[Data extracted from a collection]
>>
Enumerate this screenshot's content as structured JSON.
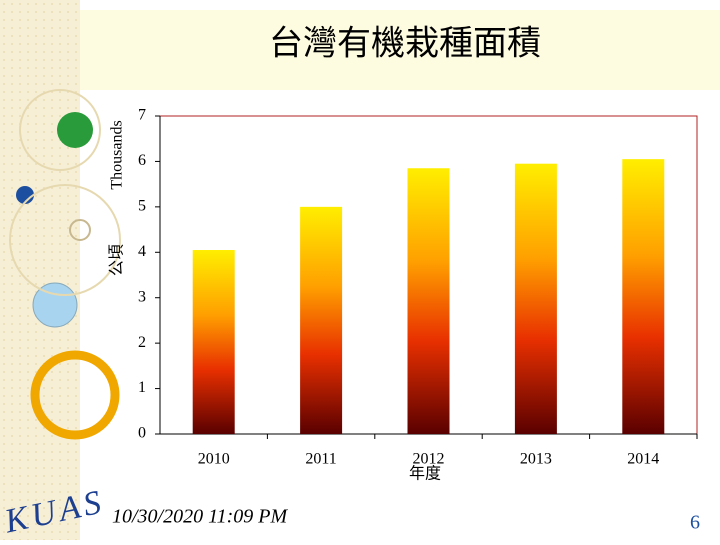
{
  "chart_data": {
    "type": "bar",
    "title": "台灣有機栽種面積",
    "y_label": "公頃",
    "y_unit_label": "Thousands",
    "x_label": "年度",
    "categories": [
      "2010",
      "2011",
      "2012",
      "2013",
      "2014"
    ],
    "values": [
      4.05,
      5.0,
      5.85,
      5.95,
      6.05
    ],
    "ylim": [
      0,
      7
    ],
    "yticks": [
      0,
      1,
      2,
      3,
      4,
      5,
      6,
      7
    ],
    "grid": false
  },
  "slide": {
    "date": "10/30/2020 11:09 PM",
    "page_number": "6",
    "logo": "KUAS"
  }
}
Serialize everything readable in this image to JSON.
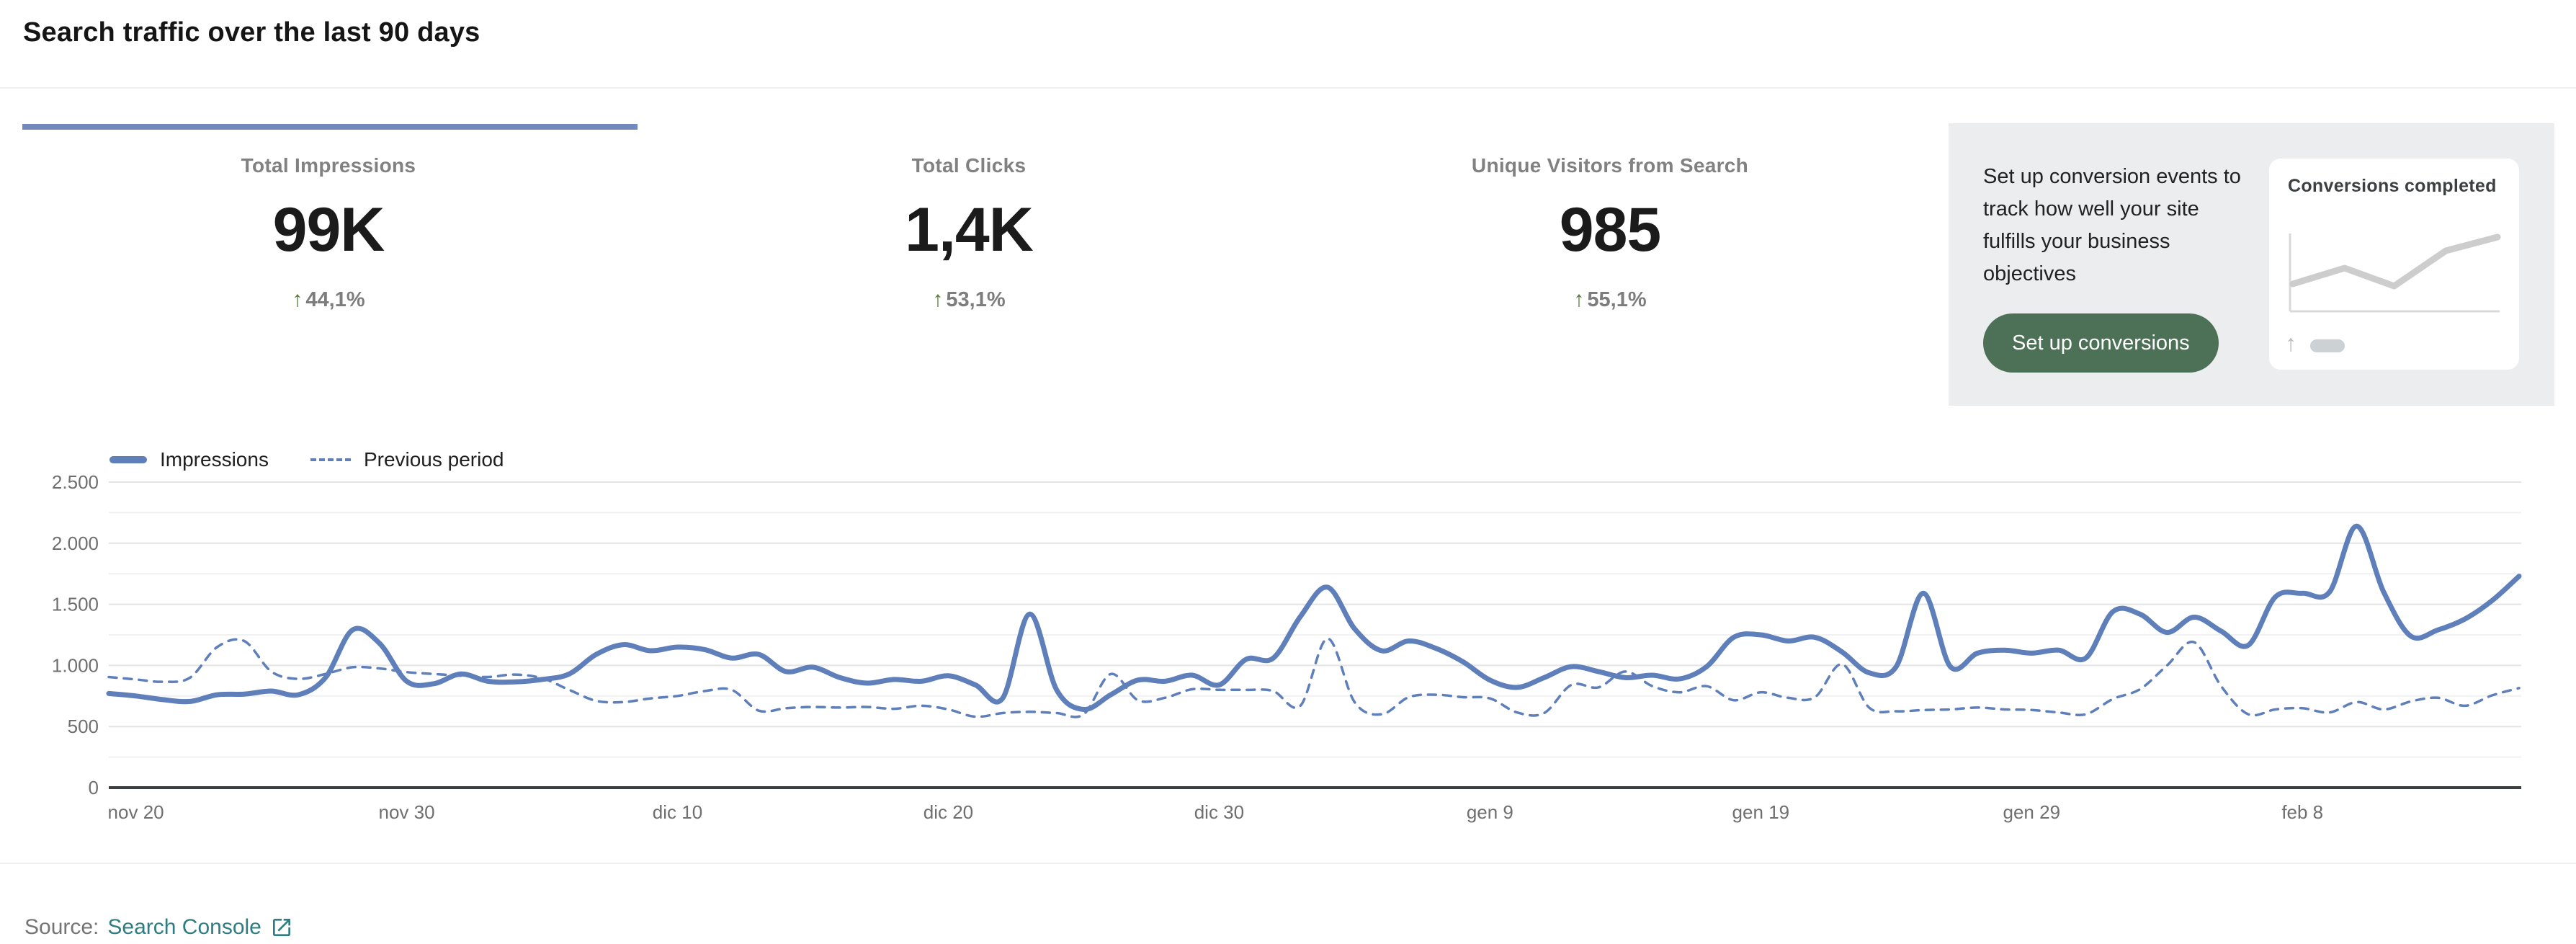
<<
DIRECTIONS - Leave out the pictures and transcribe the entries above exactly.

RESULT FOR THIS TASK -
Enumerate this screenshot's content as structured JSON.
{
  "chart_data": {
    "type": "bar",
    "title": "台灣有機栽種面積",
    "y_label": "公頃",
    "y_unit_label": "Thousands",
    "x_label": "年度",
    "categories": [
      "2010",
      "2011",
      "2012",
      "2013",
      "2014"
    ],
    "values": [
      4.05,
      5.0,
      5.85,
      5.95,
      6.05
    ],
    "ylim": [
      0,
      7
    ],
    "yticks": [
      0,
      1,
      2,
      3,
      4,
      5,
      6,
      7
    ],
    "grid": false
  },
  "slide": {
    "date": "10/30/2020 11:09 PM",
    "page_number": "6",
    "logo": "KUAS"
  }
}
Serialize everything readable in this image to JSON.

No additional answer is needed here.